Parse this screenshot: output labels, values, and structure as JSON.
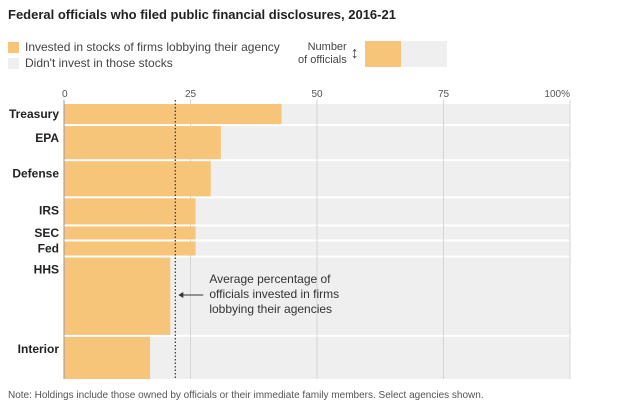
{
  "title": "Federal officials who filed public financial disclosures, 2016-21",
  "legend": {
    "invested_label": "Invested in stocks of firms lobbying their agency",
    "not_invested_label": "Didn't invest in those stocks",
    "size_key_label_1": "Number",
    "size_key_label_2": "of officials",
    "size_key_arrow": "↕"
  },
  "colors": {
    "invested": "#f6c57a",
    "not_invested": "#efefef",
    "gridline": "#d5d5d5",
    "text": "#222222"
  },
  "annotation": {
    "lines": [
      "Average percentage of",
      "officials invested in firms",
      "lobbying their agencies"
    ],
    "value": 22
  },
  "note": "Note: Holdings include those owned by officials or their immediate family members. Select agencies shown.",
  "chart_data": {
    "type": "bar",
    "orientation": "horizontal",
    "variable_height": true,
    "title": "Federal officials who filed public financial disclosures, 2016-21",
    "xlim": [
      0,
      100
    ],
    "xticks": [
      "0",
      "25",
      "50",
      "75",
      "100%"
    ],
    "xtick_values": [
      0,
      25,
      50,
      75,
      100
    ],
    "grid": true,
    "categories": [
      "Treasury",
      "EPA",
      "Defense",
      "IRS",
      "SEC",
      "Fed",
      "HHS",
      "Interior"
    ],
    "series": [
      {
        "name": "Invested in stocks of firms lobbying their agency",
        "values": [
          43,
          31,
          29,
          26,
          26,
          26,
          21,
          17
        ]
      }
    ],
    "relative_officials": [
      20,
      33,
      35,
      26,
      13,
      14,
      77,
      42
    ],
    "average_percentage": 22
  }
}
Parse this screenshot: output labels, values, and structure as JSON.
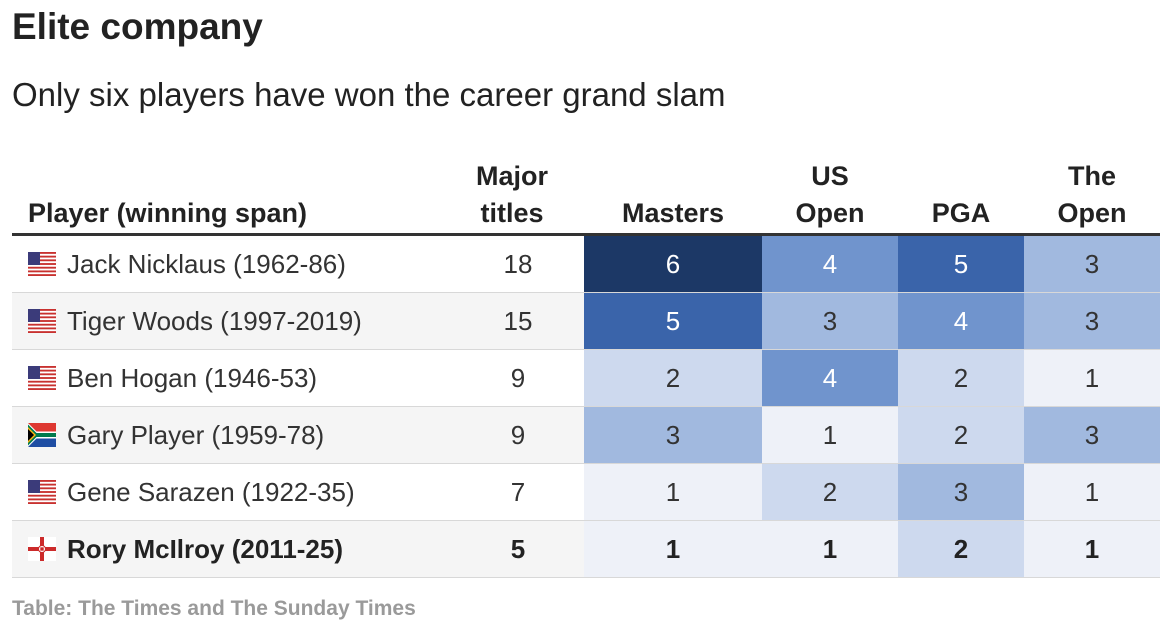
{
  "title": "Elite company",
  "subtitle": "Only six players have won the career grand slam",
  "source": "Table: The Times and The Sunday Times",
  "colors": {
    "scale": [
      "#eef1f8",
      "#cdd9ee",
      "#a1b9df",
      "#7094cd",
      "#3a64aa",
      "#1c3866"
    ],
    "header_rule": "#333333",
    "source_text": "#9a9a9a"
  },
  "chart_data": {
    "type": "table",
    "columns": [
      [
        "Player (winning span)"
      ],
      [
        "Major",
        "titles"
      ],
      [
        "Masters"
      ],
      [
        "US",
        "Open"
      ],
      [
        "PGA"
      ],
      [
        "The",
        "Open"
      ]
    ],
    "rows": [
      {
        "flag": "usa-flag-icon",
        "player": "Jack Nicklaus (1962-86)",
        "major_titles": 18,
        "masters": 6,
        "us_open": 4,
        "pga": 5,
        "the_open": 3,
        "bold": false
      },
      {
        "flag": "usa-flag-icon",
        "player": "Tiger Woods (1997-2019)",
        "major_titles": 15,
        "masters": 5,
        "us_open": 3,
        "pga": 4,
        "the_open": 3,
        "bold": false
      },
      {
        "flag": "usa-flag-icon",
        "player": "Ben Hogan (1946-53)",
        "major_titles": 9,
        "masters": 2,
        "us_open": 4,
        "pga": 2,
        "the_open": 1,
        "bold": false
      },
      {
        "flag": "south-africa-flag-icon",
        "player": "Gary Player (1959-78)",
        "major_titles": 9,
        "masters": 3,
        "us_open": 1,
        "pga": 2,
        "the_open": 3,
        "bold": false
      },
      {
        "flag": "usa-flag-icon",
        "player": "Gene Sarazen (1922-35)",
        "major_titles": 7,
        "masters": 1,
        "us_open": 2,
        "pga": 3,
        "the_open": 1,
        "bold": false
      },
      {
        "flag": "northern-ireland-flag-icon",
        "player": "Rory McIlroy (2011-25)",
        "major_titles": 5,
        "masters": 1,
        "us_open": 1,
        "pga": 2,
        "the_open": 1,
        "bold": true
      }
    ]
  }
}
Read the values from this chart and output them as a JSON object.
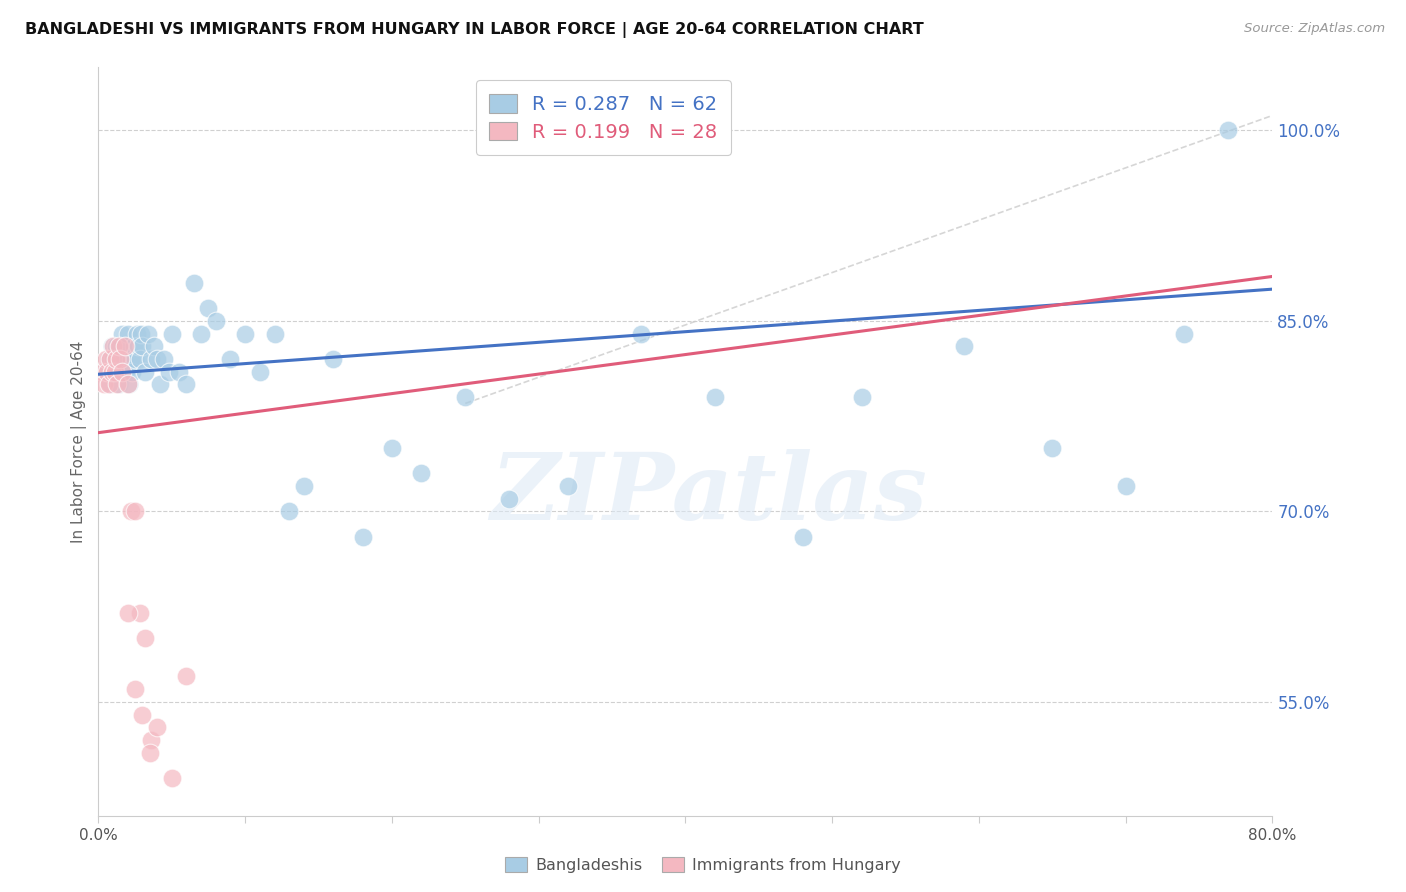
{
  "title": "BANGLADESHI VS IMMIGRANTS FROM HUNGARY IN LABOR FORCE | AGE 20-64 CORRELATION CHART",
  "source": "Source: ZipAtlas.com",
  "ylabel_label": "In Labor Force | Age 20-64",
  "x_ticks": [
    0.0,
    0.1,
    0.2,
    0.3,
    0.4,
    0.5,
    0.6,
    0.7,
    0.8
  ],
  "x_tick_labels": [
    "0.0%",
    "",
    "",
    "",
    "",
    "",
    "",
    "",
    "80.0%"
  ],
  "y_ticks": [
    0.55,
    0.7,
    0.85,
    1.0
  ],
  "y_tick_labels": [
    "55.0%",
    "70.0%",
    "85.0%",
    "100.0%"
  ],
  "xlim": [
    0.0,
    0.8
  ],
  "ylim": [
    0.46,
    1.05
  ],
  "blue_color": "#a8cce4",
  "pink_color": "#f4b8c1",
  "trend_blue_color": "#4472c4",
  "trend_pink_color": "#e05c7a",
  "ref_line_color": "#cccccc",
  "blue_scatter_x": [
    0.005,
    0.007,
    0.008,
    0.009,
    0.01,
    0.011,
    0.012,
    0.013,
    0.014,
    0.015,
    0.016,
    0.017,
    0.018,
    0.019,
    0.02,
    0.021,
    0.022,
    0.023,
    0.024,
    0.025,
    0.026,
    0.027,
    0.028,
    0.029,
    0.03,
    0.032,
    0.034,
    0.036,
    0.038,
    0.04,
    0.042,
    0.045,
    0.048,
    0.05,
    0.055,
    0.06,
    0.065,
    0.07,
    0.075,
    0.08,
    0.09,
    0.1,
    0.11,
    0.12,
    0.13,
    0.14,
    0.16,
    0.18,
    0.2,
    0.22,
    0.25,
    0.28,
    0.32,
    0.37,
    0.42,
    0.48,
    0.52,
    0.59,
    0.65,
    0.7,
    0.74,
    0.77
  ],
  "blue_scatter_y": [
    0.81,
    0.82,
    0.8,
    0.83,
    0.82,
    0.81,
    0.83,
    0.82,
    0.8,
    0.83,
    0.84,
    0.82,
    0.83,
    0.81,
    0.84,
    0.8,
    0.82,
    0.81,
    0.83,
    0.82,
    0.84,
    0.83,
    0.82,
    0.84,
    0.83,
    0.81,
    0.84,
    0.82,
    0.83,
    0.82,
    0.8,
    0.82,
    0.81,
    0.84,
    0.81,
    0.8,
    0.88,
    0.84,
    0.86,
    0.85,
    0.82,
    0.84,
    0.81,
    0.84,
    0.7,
    0.72,
    0.82,
    0.68,
    0.75,
    0.73,
    0.79,
    0.71,
    0.72,
    0.84,
    0.79,
    0.68,
    0.79,
    0.83,
    0.75,
    0.72,
    0.84,
    1.0
  ],
  "pink_scatter_x": [
    0.003,
    0.004,
    0.005,
    0.006,
    0.007,
    0.008,
    0.009,
    0.01,
    0.011,
    0.012,
    0.013,
    0.014,
    0.015,
    0.016,
    0.018,
    0.02,
    0.022,
    0.025,
    0.028,
    0.032,
    0.036,
    0.04,
    0.05,
    0.06,
    0.02,
    0.025,
    0.03,
    0.035
  ],
  "pink_scatter_y": [
    0.81,
    0.8,
    0.82,
    0.81,
    0.8,
    0.82,
    0.81,
    0.83,
    0.81,
    0.82,
    0.8,
    0.83,
    0.82,
    0.81,
    0.83,
    0.8,
    0.7,
    0.7,
    0.62,
    0.6,
    0.52,
    0.53,
    0.49,
    0.57,
    0.62,
    0.56,
    0.54,
    0.51
  ],
  "watermark_text": "ZIPatlas",
  "legend_label_blue": "Bangladeshis",
  "legend_label_pink": "Immigrants from Hungary",
  "legend_r_blue": "R = 0.287",
  "legend_n_blue": "N = 62",
  "legend_r_pink": "R = 0.199",
  "legend_n_pink": "N = 28"
}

★ ★ ★ ★ ★ ★ ★

■ YOUR GOAL:
Repeat the material above word for word and skip every image in it.

■ EXPECTED OUTPUT:
Parse this screenshot: output labels, values, and structure as JSON.
{
  "title": "Federal officials who filed public financial disclosures, 2016-21",
  "legend": {
    "invested_label": "Invested in stocks of firms lobbying their agency",
    "not_invested_label": "Didn't invest in those stocks",
    "size_key_label_1": "Number",
    "size_key_label_2": "of officials",
    "size_key_arrow": "↕"
  },
  "colors": {
    "invested": "#f6c57a",
    "not_invested": "#efefef",
    "gridline": "#d5d5d5",
    "text": "#222222"
  },
  "annotation": {
    "lines": [
      "Average percentage of",
      "officials invested in firms",
      "lobbying their agencies"
    ],
    "value": 22
  },
  "note": "Note: Holdings include those owned by officials or their immediate family members. Select agencies shown.",
  "chart_data": {
    "type": "bar",
    "orientation": "horizontal",
    "variable_height": true,
    "title": "Federal officials who filed public financial disclosures, 2016-21",
    "xlim": [
      0,
      100
    ],
    "xticks": [
      "0",
      "25",
      "50",
      "75",
      "100%"
    ],
    "xtick_values": [
      0,
      25,
      50,
      75,
      100
    ],
    "grid": true,
    "categories": [
      "Treasury",
      "EPA",
      "Defense",
      "IRS",
      "SEC",
      "Fed",
      "HHS",
      "Interior"
    ],
    "series": [
      {
        "name": "Invested in stocks of firms lobbying their agency",
        "values": [
          43,
          31,
          29,
          26,
          26,
          26,
          21,
          17
        ]
      }
    ],
    "relative_officials": [
      20,
      33,
      35,
      26,
      13,
      14,
      77,
      42
    ],
    "average_percentage": 22
  }
}
Parse this screenshot: output labels, values, and structure as JSON.
{
  "title": "Elite company",
  "subtitle": "Only six players have won the career grand slam",
  "source": "Table: The Times and The Sunday Times",
  "colors": {
    "scale": [
      "#eef1f8",
      "#cdd9ee",
      "#a1b9df",
      "#7094cd",
      "#3a64aa",
      "#1c3866"
    ],
    "header_rule": "#333333",
    "source_text": "#9a9a9a"
  },
  "chart_data": {
    "type": "table",
    "columns": [
      [
        "Player (winning span)"
      ],
      [
        "Major",
        "titles"
      ],
      [
        "Masters"
      ],
      [
        "US",
        "Open"
      ],
      [
        "PGA"
      ],
      [
        "The",
        "Open"
      ]
    ],
    "rows": [
      {
        "flag": "usa-flag-icon",
        "player": "Jack Nicklaus (1962-86)",
        "major_titles": 18,
        "masters": 6,
        "us_open": 4,
        "pga": 5,
        "the_open": 3,
        "bold": false
      },
      {
        "flag": "usa-flag-icon",
        "player": "Tiger Woods (1997-2019)",
        "major_titles": 15,
        "masters": 5,
        "us_open": 3,
        "pga": 4,
        "the_open": 3,
        "bold": false
      },
      {
        "flag": "usa-flag-icon",
        "player": "Ben Hogan (1946-53)",
        "major_titles": 9,
        "masters": 2,
        "us_open": 4,
        "pga": 2,
        "the_open": 1,
        "bold": false
      },
      {
        "flag": "south-africa-flag-icon",
        "player": "Gary Player (1959-78)",
        "major_titles": 9,
        "masters": 3,
        "us_open": 1,
        "pga": 2,
        "the_open": 3,
        "bold": false
      },
      {
        "flag": "usa-flag-icon",
        "player": "Gene Sarazen (1922-35)",
        "major_titles": 7,
        "masters": 1,
        "us_open": 2,
        "pga": 3,
        "the_open": 1,
        "bold": false
      },
      {
        "flag": "northern-ireland-flag-icon",
        "player": "Rory McIlroy (2011-25)",
        "major_titles": 5,
        "masters": 1,
        "us_open": 1,
        "pga": 2,
        "the_open": 1,
        "bold": true
      }
    ]
  }
}
Read the values from this chart and output them as a JSON object.
{
  "title": "BANGLADESHI VS IMMIGRANTS FROM HUNGARY IN LABOR FORCE | AGE 20-64 CORRELATION CHART",
  "source": "Source: ZipAtlas.com",
  "ylabel_label": "In Labor Force | Age 20-64",
  "x_ticks": [
    0.0,
    0.1,
    0.2,
    0.3,
    0.4,
    0.5,
    0.6,
    0.7,
    0.8
  ],
  "x_tick_labels": [
    "0.0%",
    "",
    "",
    "",
    "",
    "",
    "",
    "",
    "80.0%"
  ],
  "y_ticks": [
    0.55,
    0.7,
    0.85,
    1.0
  ],
  "y_tick_labels": [
    "55.0%",
    "70.0%",
    "85.0%",
    "100.0%"
  ],
  "xlim": [
    0.0,
    0.8
  ],
  "ylim": [
    0.46,
    1.05
  ],
  "blue_color": "#a8cce4",
  "pink_color": "#f4b8c1",
  "trend_blue_color": "#4472c4",
  "trend_pink_color": "#e05c7a",
  "ref_line_color": "#cccccc",
  "blue_scatter_x": [
    0.005,
    0.007,
    0.008,
    0.009,
    0.01,
    0.011,
    0.012,
    0.013,
    0.014,
    0.015,
    0.016,
    0.017,
    0.018,
    0.019,
    0.02,
    0.021,
    0.022,
    0.023,
    0.024,
    0.025,
    0.026,
    0.027,
    0.028,
    0.029,
    0.03,
    0.032,
    0.034,
    0.036,
    0.038,
    0.04,
    0.042,
    0.045,
    0.048,
    0.05,
    0.055,
    0.06,
    0.065,
    0.07,
    0.075,
    0.08,
    0.09,
    0.1,
    0.11,
    0.12,
    0.13,
    0.14,
    0.16,
    0.18,
    0.2,
    0.22,
    0.25,
    0.28,
    0.32,
    0.37,
    0.42,
    0.48,
    0.52,
    0.59,
    0.65,
    0.7,
    0.74,
    0.77
  ],
  "blue_scatter_y": [
    0.81,
    0.82,
    0.8,
    0.83,
    0.82,
    0.81,
    0.83,
    0.82,
    0.8,
    0.83,
    0.84,
    0.82,
    0.83,
    0.81,
    0.84,
    0.8,
    0.82,
    0.81,
    0.83,
    0.82,
    0.84,
    0.83,
    0.82,
    0.84,
    0.83,
    0.81,
    0.84,
    0.82,
    0.83,
    0.82,
    0.8,
    0.82,
    0.81,
    0.84,
    0.81,
    0.8,
    0.88,
    0.84,
    0.86,
    0.85,
    0.82,
    0.84,
    0.81,
    0.84,
    0.7,
    0.72,
    0.82,
    0.68,
    0.75,
    0.73,
    0.79,
    0.71,
    0.72,
    0.84,
    0.79,
    0.68,
    0.79,
    0.83,
    0.75,
    0.72,
    0.84,
    1.0
  ],
  "pink_scatter_x": [
    0.003,
    0.004,
    0.005,
    0.006,
    0.007,
    0.008,
    0.009,
    0.01,
    0.011,
    0.012,
    0.013,
    0.014,
    0.015,
    0.016,
    0.018,
    0.02,
    0.022,
    0.025,
    0.028,
    0.032,
    0.036,
    0.04,
    0.05,
    0.06,
    0.02,
    0.025,
    0.03,
    0.035
  ],
  "pink_scatter_y": [
    0.81,
    0.8,
    0.82,
    0.81,
    0.8,
    0.82,
    0.81,
    0.83,
    0.81,
    0.82,
    0.8,
    0.83,
    0.82,
    0.81,
    0.83,
    0.8,
    0.7,
    0.7,
    0.62,
    0.6,
    0.52,
    0.53,
    0.49,
    0.57,
    0.62,
    0.56,
    0.54,
    0.51
  ],
  "watermark_text": "ZIPatlas",
  "legend_label_blue": "Bangladeshis",
  "legend_label_pink": "Immigrants from Hungary",
  "legend_r_blue": "R = 0.287",
  "legend_n_blue": "N = 62",
  "legend_r_pink": "R = 0.199",
  "legend_n_pink": "N = 28"
}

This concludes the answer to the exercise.